[START AVAILABLE RECORDS]

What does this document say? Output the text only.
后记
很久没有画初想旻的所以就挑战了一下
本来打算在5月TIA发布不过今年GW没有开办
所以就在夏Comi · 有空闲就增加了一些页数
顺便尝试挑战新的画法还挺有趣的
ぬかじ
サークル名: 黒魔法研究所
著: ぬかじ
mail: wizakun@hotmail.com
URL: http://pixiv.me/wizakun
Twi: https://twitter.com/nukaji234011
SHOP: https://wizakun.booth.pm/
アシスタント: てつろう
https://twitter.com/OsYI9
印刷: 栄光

[END AVAILABLE RECORDS]

YOUR INSTRUCTIONS: Which lines hold the string "twitter"? List them all.

FINISHED EXERCISE:
Twi: https://twitter.com/nukaji234011
https://twitter.com/OsYI9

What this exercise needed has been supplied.